● Exercise task:
Search the listing below for the word "образованию" and copy each line that holds it.

· · · · ·

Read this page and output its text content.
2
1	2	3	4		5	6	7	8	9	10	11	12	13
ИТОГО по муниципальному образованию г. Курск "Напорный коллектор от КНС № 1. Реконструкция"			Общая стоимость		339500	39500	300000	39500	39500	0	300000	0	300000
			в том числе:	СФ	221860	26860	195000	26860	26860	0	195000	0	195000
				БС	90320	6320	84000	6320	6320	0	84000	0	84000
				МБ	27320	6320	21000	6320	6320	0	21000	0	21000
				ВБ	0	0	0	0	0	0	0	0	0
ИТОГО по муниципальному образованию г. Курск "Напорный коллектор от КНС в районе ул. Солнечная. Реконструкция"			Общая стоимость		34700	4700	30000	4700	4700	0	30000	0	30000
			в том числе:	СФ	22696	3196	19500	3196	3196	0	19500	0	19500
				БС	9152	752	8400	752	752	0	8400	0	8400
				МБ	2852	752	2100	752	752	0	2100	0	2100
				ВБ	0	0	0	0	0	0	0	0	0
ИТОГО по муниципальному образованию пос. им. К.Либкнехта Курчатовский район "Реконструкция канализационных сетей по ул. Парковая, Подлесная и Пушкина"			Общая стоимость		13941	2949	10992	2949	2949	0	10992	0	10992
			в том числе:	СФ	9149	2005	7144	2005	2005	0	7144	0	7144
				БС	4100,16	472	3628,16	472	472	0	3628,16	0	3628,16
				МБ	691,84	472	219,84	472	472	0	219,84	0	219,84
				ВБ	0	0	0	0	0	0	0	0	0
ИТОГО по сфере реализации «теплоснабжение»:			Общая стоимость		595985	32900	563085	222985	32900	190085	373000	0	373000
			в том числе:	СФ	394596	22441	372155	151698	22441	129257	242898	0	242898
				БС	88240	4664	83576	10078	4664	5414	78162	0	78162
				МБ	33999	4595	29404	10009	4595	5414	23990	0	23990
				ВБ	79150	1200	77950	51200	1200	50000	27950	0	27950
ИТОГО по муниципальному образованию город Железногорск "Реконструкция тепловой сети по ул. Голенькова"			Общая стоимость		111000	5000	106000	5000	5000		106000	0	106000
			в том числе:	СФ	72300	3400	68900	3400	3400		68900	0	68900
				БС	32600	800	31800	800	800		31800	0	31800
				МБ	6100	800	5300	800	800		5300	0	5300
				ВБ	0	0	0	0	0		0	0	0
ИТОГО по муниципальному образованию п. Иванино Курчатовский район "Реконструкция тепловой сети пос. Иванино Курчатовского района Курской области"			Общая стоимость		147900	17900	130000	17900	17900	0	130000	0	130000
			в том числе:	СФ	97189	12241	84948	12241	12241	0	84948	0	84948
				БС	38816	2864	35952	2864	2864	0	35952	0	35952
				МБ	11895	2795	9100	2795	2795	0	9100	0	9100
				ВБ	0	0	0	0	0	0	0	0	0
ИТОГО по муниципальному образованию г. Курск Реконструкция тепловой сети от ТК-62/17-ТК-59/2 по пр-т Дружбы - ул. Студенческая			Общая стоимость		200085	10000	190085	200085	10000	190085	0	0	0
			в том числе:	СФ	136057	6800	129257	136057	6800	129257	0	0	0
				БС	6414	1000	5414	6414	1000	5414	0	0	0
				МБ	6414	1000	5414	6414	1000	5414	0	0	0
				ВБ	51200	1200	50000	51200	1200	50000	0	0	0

· · · · ·

● Correct output:
ИТОГО по муниципальному образованию г. Курск "Напорный коллектор от КНС № 1. Реконструкция"			Общая стоимость		339500	39500	300000	39500	39500	0	300000	0	300000
ИТОГО по муниципальному образованию г. Курск "Напорный коллектор от КНС в районе ул. Солнечная. Реконструкция"			Общая стоимость		34700	4700	30000	4700	4700	0	30000	0	30000
ИТОГО по муниципальному образованию пос. им. К.Либкнехта Курчатовский район "Реконструкция канализационных сетей по ул. Парковая, Подлесная и Пушкина"			Общая стоимость		13941	2949	10992	2949	2949	0	10992	0	10992
ИТОГО по муниципальному образованию город Железногорск "Реконструкция тепловой сети по ул. Голенькова"			Общая стоимость		111000	5000	106000	5000	5000		106000	0	106000
ИТОГО по муниципальному образованию п. Иванино Курчатовский район "Реконструкция тепловой сети пос. Иванино Курчатовского района Курской области"			Общая стоимость		147900	17900	130000	17900	17900	0	130000	0	130000
ИТОГО по муниципальному образованию г. Курск Реконструкция тепловой сети от ТК-62/17-ТК-59/2 по пр-т Дружбы - ул. Студенческая			Общая стоимость		200085	10000	190085	200085	10000	190085	0	0	0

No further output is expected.